Data entries:
────────────────────

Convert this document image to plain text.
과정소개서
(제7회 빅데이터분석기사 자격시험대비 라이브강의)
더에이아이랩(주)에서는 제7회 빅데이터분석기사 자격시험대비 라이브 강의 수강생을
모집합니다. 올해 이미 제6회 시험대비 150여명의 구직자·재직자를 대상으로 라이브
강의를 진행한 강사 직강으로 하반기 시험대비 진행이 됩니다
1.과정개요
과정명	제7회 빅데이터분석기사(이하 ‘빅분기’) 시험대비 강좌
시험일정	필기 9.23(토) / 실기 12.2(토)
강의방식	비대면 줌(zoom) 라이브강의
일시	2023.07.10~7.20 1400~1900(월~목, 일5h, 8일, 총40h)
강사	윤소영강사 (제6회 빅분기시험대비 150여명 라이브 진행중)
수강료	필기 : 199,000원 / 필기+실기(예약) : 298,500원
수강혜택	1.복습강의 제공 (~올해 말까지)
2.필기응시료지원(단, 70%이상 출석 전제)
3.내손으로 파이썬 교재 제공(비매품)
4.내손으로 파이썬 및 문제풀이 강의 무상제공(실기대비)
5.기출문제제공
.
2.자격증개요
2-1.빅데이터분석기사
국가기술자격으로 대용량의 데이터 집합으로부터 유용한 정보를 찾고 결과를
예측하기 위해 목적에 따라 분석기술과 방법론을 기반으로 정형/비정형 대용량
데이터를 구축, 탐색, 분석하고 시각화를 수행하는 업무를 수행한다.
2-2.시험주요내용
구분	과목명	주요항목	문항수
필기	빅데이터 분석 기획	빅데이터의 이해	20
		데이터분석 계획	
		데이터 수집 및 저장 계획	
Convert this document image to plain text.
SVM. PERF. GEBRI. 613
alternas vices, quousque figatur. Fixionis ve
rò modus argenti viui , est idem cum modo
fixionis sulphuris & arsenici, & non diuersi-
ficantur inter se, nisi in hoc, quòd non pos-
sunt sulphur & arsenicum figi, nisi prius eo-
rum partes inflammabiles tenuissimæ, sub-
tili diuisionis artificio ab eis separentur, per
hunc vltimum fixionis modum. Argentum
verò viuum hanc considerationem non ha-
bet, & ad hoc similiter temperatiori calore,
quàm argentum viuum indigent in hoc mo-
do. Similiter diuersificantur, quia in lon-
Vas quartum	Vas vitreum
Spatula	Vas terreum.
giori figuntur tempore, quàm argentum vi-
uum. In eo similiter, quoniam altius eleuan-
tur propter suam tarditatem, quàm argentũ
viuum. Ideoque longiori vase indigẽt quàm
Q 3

────────────────────

Retype the material in full, character for character.

[FULL ANSWER]
Convert this document image to plain text.
과정소개서
(제7회 빅데이터분석기사 자격시험대비 라이브강의)
더에이아이랩(주)에서는 제7회 빅데이터분석기사 자격시험대비 라이브 강의 수강생을
모집합니다. 올해 이미 제6회 시험대비 150여명의 구직자·재직자를 대상으로 라이브
강의를 진행한 강사 직강으로 하반기 시험대비 진행이 됩니다
1.과정개요
과정명	제7회 빅데이터분석기사(이하 ‘빅분기’) 시험대비 강좌
시험일정	필기 9.23(토) / 실기 12.2(토)
강의방식	비대면 줌(zoom) 라이브강의
일시	2023.07.10~7.20 1400~1900(월~목, 일5h, 8일, 총40h)
강사	윤소영강사 (제6회 빅분기시험대비 150여명 라이브 진행중)
수강료	필기 : 199,000원 / 필기+실기(예약) : 298,500원
수강혜택	1.복습강의 제공 (~올해 말까지)
2.필기응시료지원(단, 70%이상 출석 전제)
3.내손으로 파이썬 교재 제공(비매품)
4.내손으로 파이썬 및 문제풀이 강의 무상제공(실기대비)
5.기출문제제공
.
2.자격증개요
2-1.빅데이터분석기사
국가기술자격으로 대용량의 데이터 집합으로부터 유용한 정보를 찾고 결과를
예측하기 위해 목적에 따라 분석기술과 방법론을 기반으로 정형/비정형 대용량
데이터를 구축, 탐색, 분석하고 시각화를 수행하는 업무를 수행한다.
2-2.시험주요내용
구분	과목명	주요항목	문항수
필기	빅데이터 분석 기획	빅데이터의 이해	20
		데이터분석 계획	
		데이터 수집 및 저장 계획	
Convert this document image to plain text.
SVM. PERF. GEBRI. 613
alternas vices, quousque figatur. Fixionis ve
rò modus argenti viui , est idem cum modo
fixionis sulphuris & arsenici, & non diuersi-
ficantur inter se, nisi in hoc, quòd non pos-
sunt sulphur & arsenicum figi, nisi prius eo-
rum partes inflammabiles tenuissimæ, sub-
tili diuisionis artificio ab eis separentur, per
hunc vltimum fixionis modum. Argentum
verò viuum hanc considerationem non ha-
bet, & ad hoc similiter temperatiori calore,
quàm argentum viuum indigent in hoc mo-
do. Similiter diuersificantur, quia in lon-
Vas quartum	Vas vitreum
Spatula	Vas terreum.
giori figuntur tempore, quàm argentum vi-
uum. In eo similiter, quoniam altius eleuan-
tur propter suam tarditatem, quàm argentũ
viuum. Ideoque longiori vase indigẽt quàm
Q 3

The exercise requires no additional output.